[Data records]
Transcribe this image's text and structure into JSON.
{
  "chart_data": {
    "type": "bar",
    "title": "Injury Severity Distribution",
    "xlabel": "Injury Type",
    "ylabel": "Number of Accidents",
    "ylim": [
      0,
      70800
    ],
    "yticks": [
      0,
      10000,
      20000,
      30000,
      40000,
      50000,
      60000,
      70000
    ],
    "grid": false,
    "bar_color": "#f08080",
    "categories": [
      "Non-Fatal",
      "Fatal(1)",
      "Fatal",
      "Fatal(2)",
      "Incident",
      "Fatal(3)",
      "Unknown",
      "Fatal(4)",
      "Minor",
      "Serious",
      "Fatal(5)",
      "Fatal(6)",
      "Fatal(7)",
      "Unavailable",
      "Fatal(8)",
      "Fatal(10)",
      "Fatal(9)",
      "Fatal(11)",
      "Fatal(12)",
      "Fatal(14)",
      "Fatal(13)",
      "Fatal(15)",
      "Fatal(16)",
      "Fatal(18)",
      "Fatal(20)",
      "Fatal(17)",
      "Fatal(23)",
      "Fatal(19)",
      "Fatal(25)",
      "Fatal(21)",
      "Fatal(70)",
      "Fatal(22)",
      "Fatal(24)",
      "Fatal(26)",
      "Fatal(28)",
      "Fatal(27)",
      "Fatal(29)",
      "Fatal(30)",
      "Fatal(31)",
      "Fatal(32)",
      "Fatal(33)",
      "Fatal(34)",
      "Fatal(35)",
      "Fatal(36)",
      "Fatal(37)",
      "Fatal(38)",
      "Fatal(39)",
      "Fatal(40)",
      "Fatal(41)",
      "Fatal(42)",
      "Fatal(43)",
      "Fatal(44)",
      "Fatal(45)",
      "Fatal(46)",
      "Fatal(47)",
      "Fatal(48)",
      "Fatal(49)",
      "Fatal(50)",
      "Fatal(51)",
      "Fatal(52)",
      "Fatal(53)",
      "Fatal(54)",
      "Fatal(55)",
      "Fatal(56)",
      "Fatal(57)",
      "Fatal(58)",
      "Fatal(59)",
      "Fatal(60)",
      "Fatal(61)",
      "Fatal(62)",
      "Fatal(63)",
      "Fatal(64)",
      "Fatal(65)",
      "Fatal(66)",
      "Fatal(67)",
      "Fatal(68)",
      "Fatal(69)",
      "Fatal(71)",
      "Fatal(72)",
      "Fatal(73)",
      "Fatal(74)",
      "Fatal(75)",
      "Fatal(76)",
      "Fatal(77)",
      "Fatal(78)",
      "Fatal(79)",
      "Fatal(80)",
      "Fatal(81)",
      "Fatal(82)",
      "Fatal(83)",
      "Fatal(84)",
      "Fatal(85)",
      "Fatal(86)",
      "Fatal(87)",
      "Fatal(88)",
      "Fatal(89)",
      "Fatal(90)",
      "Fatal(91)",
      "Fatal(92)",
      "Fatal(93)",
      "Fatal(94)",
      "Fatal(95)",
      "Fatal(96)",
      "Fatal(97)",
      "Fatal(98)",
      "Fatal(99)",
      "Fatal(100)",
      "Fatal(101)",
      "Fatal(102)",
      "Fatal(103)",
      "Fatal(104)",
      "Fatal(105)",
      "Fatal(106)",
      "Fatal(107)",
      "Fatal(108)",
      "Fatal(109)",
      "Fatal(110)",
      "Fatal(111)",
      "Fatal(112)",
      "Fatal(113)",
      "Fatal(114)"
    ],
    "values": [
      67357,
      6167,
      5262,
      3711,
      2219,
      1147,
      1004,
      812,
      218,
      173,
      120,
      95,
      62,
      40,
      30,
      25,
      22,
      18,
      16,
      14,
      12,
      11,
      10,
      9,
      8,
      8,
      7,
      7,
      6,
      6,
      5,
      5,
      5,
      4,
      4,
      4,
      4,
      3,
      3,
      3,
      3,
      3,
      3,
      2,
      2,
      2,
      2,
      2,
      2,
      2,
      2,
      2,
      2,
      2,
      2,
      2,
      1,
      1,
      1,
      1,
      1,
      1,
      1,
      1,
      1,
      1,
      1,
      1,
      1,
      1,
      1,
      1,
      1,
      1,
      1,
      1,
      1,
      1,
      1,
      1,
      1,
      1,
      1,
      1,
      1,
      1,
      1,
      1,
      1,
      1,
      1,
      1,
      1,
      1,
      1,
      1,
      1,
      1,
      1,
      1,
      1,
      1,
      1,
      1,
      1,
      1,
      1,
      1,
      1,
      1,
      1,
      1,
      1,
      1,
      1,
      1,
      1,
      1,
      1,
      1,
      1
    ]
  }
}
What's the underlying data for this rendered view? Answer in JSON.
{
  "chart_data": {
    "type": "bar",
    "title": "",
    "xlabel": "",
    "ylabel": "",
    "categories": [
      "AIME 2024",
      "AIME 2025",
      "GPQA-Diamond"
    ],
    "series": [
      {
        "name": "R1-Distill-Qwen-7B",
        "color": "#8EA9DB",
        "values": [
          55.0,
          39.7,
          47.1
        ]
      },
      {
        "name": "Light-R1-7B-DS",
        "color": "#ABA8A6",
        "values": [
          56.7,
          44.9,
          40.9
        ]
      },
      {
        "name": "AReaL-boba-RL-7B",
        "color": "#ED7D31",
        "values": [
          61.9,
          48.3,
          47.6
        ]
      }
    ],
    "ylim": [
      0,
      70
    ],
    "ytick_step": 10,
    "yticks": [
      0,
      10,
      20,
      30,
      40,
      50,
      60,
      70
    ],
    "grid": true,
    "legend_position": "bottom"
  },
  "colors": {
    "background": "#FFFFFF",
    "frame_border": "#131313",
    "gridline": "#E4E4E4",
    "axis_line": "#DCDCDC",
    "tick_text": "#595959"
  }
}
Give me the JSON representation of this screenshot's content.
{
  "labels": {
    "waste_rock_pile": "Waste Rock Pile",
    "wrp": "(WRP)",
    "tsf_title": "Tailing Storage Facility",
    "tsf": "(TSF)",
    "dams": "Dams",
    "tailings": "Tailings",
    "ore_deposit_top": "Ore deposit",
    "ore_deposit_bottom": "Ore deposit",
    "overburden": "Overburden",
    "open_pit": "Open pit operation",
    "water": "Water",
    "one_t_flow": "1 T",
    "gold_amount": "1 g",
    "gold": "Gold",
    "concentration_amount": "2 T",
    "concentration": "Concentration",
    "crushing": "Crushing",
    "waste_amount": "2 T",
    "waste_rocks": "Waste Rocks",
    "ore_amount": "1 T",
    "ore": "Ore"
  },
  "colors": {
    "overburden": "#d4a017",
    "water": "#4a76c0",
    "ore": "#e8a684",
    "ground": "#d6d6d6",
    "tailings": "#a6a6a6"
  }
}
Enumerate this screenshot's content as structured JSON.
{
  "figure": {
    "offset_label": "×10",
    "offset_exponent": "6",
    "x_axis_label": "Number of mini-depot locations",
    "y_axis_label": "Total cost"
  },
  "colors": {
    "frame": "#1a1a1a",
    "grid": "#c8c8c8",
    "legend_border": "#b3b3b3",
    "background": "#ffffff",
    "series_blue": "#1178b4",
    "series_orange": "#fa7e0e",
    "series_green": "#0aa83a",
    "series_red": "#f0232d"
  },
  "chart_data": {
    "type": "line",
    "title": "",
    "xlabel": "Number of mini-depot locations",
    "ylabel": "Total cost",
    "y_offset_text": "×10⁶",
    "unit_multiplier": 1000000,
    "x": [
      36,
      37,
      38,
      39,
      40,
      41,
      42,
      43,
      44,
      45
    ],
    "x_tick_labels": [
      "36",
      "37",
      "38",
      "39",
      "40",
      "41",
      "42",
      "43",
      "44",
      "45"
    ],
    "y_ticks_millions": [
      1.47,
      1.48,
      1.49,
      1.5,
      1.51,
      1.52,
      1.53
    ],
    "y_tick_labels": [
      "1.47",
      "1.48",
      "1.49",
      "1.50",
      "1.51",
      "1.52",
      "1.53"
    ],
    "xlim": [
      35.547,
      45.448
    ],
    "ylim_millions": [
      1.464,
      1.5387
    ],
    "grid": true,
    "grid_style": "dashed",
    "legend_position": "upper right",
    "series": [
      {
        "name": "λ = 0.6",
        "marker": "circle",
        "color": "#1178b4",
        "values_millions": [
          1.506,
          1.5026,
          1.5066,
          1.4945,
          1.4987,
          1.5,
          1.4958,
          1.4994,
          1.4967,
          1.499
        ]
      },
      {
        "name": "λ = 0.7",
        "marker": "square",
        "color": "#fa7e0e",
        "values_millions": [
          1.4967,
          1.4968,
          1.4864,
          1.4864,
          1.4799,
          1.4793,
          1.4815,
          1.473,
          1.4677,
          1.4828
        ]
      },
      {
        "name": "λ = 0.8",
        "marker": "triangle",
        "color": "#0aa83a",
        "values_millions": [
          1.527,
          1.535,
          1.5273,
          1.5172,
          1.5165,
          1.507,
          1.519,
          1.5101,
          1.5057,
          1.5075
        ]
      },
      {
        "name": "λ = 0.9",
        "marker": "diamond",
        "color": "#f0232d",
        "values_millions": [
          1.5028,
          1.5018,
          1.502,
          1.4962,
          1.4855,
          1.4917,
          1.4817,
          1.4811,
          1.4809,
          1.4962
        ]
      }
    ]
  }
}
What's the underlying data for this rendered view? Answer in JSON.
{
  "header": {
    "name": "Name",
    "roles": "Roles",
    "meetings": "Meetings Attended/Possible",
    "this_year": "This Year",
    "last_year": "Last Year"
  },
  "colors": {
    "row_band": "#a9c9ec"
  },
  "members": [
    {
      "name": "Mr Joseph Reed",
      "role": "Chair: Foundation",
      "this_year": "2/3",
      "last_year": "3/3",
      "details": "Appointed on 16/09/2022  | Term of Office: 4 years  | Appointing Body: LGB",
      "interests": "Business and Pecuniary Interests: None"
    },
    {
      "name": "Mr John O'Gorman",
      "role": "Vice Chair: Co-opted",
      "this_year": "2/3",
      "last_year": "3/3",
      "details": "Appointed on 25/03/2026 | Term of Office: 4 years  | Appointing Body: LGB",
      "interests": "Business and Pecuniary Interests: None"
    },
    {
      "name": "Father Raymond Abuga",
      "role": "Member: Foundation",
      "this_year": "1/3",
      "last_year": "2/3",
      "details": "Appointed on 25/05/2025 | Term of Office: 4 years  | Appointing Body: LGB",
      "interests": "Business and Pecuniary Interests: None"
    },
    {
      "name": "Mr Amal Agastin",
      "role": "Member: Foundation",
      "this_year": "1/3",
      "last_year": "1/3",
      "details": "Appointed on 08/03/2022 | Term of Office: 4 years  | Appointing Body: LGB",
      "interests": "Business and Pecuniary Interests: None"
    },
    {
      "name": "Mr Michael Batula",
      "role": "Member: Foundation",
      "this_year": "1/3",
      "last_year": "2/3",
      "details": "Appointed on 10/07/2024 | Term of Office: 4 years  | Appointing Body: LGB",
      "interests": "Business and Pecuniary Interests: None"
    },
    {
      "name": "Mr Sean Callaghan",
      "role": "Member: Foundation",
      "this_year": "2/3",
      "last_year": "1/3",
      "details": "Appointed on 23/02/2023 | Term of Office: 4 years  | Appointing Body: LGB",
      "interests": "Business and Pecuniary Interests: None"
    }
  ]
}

◆ Exercise brief:
Gather each line in these records that contains the string "locations".

◆ Full solution:
    "x_axis_label": "Number of mini-depot locations",
    "xlabel": "Number of mini-depot locations",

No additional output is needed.